Instructions for the task
Search the listing for the string "موثق" and copy every line that contains it.

(Extracted records)
++++

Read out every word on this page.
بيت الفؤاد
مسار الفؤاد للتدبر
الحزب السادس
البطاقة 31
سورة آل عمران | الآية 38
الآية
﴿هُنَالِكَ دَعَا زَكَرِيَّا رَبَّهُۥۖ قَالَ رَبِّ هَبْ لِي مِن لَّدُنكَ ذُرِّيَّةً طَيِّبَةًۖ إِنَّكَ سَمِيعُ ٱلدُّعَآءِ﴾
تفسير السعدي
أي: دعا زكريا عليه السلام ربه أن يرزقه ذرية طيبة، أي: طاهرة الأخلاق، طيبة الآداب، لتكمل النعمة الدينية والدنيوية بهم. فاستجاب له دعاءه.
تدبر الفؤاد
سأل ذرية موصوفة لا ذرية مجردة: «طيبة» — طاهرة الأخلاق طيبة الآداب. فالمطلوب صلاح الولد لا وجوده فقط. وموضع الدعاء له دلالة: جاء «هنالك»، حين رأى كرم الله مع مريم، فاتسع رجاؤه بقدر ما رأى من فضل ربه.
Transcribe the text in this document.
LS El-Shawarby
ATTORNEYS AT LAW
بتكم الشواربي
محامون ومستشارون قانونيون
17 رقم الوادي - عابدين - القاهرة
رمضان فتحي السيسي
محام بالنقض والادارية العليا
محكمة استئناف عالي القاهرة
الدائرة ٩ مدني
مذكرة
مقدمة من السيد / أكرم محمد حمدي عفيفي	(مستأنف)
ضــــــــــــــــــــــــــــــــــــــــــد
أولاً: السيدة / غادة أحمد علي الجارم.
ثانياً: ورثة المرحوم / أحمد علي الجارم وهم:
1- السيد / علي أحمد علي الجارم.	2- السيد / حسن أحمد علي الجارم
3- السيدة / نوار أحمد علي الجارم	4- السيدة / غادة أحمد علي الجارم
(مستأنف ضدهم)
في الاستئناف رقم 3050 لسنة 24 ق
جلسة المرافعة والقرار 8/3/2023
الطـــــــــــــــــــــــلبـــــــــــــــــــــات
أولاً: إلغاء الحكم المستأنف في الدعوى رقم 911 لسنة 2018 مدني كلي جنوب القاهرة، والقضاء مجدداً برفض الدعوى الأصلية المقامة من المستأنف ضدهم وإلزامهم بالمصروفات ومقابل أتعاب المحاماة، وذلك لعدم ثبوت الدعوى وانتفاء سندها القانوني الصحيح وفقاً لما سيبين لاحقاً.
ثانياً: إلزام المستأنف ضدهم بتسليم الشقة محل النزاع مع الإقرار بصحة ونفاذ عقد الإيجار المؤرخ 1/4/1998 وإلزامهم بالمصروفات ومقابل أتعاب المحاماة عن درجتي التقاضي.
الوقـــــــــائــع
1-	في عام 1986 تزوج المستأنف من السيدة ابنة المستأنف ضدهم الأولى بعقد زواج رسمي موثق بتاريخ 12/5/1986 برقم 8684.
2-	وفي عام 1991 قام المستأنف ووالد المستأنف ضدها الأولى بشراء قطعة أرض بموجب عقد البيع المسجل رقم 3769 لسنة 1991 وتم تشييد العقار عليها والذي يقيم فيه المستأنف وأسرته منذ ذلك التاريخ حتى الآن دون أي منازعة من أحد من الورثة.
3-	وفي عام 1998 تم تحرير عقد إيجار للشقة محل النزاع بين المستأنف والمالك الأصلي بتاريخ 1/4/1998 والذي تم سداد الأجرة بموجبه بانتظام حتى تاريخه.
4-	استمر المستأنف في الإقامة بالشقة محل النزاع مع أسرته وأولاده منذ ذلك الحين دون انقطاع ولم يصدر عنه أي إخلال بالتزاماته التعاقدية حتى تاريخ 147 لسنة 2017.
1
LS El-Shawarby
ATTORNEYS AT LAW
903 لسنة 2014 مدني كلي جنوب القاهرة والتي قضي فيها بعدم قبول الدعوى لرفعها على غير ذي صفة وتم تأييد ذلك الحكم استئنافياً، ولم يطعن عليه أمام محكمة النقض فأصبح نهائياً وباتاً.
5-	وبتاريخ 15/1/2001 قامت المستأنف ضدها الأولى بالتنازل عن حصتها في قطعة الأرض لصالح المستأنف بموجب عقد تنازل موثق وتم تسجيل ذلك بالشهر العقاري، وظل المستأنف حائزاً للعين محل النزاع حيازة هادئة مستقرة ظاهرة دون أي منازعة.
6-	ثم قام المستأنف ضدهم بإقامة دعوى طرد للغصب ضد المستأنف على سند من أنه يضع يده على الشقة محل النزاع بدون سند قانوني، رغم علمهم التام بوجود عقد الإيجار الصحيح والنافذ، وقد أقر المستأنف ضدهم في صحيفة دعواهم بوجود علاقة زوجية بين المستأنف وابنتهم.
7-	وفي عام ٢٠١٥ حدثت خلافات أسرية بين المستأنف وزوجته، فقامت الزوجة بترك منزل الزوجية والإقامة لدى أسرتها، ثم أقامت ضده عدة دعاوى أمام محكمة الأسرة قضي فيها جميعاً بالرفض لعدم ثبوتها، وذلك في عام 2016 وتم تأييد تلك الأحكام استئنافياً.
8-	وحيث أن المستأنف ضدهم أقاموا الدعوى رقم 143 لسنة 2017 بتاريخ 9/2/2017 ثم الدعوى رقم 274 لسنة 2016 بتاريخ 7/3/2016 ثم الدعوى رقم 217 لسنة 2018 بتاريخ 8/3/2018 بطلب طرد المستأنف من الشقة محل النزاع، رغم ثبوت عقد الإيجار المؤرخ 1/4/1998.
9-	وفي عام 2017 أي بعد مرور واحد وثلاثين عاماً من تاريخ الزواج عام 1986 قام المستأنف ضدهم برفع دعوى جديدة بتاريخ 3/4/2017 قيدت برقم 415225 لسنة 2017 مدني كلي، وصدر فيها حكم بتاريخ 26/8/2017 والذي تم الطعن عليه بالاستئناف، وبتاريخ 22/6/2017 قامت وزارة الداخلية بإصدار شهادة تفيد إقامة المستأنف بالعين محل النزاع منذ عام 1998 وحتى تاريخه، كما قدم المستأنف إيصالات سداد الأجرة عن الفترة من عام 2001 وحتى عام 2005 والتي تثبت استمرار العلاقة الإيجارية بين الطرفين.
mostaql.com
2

++++

Answer in full
1-	في عام 1986 تزوج المستأنف من السيدة ابنة المستأنف ضدهم الأولى بعقد زواج رسمي موثق بتاريخ 12/5/1986 برقم 8684.
5-	وبتاريخ 15/1/2001 قامت المستأنف ضدها الأولى بالتنازل عن حصتها في قطعة الأرض لصالح المستأنف بموجب عقد تنازل موثق وتم تسجيل ذلك بالشهر العقاري، وظل المستأنف حائزاً للعين محل النزاع حيازة هادئة مستقرة ظاهرة دون أي منازعة.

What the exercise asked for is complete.